** Start of Stored data **

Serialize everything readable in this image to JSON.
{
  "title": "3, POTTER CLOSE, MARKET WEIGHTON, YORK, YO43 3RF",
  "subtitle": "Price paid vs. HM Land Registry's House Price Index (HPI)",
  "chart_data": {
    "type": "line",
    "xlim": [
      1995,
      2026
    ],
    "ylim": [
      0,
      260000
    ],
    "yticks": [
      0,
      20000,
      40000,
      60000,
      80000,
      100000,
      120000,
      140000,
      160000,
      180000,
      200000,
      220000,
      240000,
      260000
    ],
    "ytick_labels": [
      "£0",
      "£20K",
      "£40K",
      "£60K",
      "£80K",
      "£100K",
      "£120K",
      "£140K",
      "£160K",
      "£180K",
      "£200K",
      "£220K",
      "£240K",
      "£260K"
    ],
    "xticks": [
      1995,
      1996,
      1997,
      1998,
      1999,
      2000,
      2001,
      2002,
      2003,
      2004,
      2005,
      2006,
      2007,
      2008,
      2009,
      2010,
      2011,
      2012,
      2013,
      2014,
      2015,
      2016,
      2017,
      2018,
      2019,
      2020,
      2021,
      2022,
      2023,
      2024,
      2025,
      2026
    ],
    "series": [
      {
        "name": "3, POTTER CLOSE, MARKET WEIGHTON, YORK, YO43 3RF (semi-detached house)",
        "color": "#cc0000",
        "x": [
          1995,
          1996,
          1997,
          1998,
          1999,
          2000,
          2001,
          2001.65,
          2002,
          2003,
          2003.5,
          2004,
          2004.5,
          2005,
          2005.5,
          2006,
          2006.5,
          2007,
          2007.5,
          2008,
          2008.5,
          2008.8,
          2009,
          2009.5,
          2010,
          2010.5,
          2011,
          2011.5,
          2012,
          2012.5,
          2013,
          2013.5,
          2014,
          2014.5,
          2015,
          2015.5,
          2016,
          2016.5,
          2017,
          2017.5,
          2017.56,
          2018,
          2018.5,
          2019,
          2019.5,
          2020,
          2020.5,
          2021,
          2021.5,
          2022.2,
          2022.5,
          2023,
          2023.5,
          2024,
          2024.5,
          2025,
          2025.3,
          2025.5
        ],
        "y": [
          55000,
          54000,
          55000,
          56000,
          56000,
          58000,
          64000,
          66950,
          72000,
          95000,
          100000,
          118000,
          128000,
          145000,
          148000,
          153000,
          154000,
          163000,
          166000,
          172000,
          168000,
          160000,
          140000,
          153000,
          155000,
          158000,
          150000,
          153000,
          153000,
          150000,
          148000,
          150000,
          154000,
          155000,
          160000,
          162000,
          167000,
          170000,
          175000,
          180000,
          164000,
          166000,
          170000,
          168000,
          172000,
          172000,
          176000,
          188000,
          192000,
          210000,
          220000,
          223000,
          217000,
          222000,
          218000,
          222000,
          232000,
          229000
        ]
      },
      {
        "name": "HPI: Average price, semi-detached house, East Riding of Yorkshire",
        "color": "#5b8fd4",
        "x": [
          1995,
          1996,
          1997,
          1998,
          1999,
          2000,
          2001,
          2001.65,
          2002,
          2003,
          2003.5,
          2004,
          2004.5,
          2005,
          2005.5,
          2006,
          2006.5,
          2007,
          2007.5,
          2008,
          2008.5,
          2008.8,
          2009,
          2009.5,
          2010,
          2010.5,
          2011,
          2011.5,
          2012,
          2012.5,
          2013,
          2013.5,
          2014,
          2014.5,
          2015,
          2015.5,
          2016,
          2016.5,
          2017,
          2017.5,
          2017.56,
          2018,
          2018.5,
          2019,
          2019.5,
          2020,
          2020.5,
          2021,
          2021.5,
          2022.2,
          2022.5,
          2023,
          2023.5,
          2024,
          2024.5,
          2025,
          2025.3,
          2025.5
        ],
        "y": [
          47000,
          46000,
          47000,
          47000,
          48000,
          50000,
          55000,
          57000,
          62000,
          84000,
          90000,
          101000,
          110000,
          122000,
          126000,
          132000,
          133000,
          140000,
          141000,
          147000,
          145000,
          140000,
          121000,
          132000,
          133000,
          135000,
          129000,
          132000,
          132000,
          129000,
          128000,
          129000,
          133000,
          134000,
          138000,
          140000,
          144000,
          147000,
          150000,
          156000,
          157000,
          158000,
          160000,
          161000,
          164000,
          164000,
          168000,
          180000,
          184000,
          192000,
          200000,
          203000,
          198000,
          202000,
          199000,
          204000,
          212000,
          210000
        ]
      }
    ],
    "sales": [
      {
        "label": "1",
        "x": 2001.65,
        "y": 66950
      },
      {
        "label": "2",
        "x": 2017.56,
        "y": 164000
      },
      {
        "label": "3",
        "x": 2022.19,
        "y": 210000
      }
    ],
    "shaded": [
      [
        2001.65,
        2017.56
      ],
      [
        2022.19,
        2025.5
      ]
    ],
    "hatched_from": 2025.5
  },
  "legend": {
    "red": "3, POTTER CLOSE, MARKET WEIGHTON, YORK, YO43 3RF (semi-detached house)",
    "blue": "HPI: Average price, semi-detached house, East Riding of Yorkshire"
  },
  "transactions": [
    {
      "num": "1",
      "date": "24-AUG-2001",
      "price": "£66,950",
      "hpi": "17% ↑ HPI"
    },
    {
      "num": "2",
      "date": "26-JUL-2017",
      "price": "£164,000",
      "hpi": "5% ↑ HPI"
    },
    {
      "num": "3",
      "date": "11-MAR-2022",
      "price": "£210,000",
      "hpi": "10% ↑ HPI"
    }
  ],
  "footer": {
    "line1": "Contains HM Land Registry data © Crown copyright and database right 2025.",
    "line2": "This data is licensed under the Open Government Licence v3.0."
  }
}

** End of Stored data **

Exercise task:
Copy each line of the data that contains the word "name".

Reply:
        "name": "3, POTTER CLOSE, MARKET WEIGHTON, YORK, YO43 3RF (semi-detached house)",
        "name": "HPI: Average price, semi-detached house, East Riding of Yorkshire",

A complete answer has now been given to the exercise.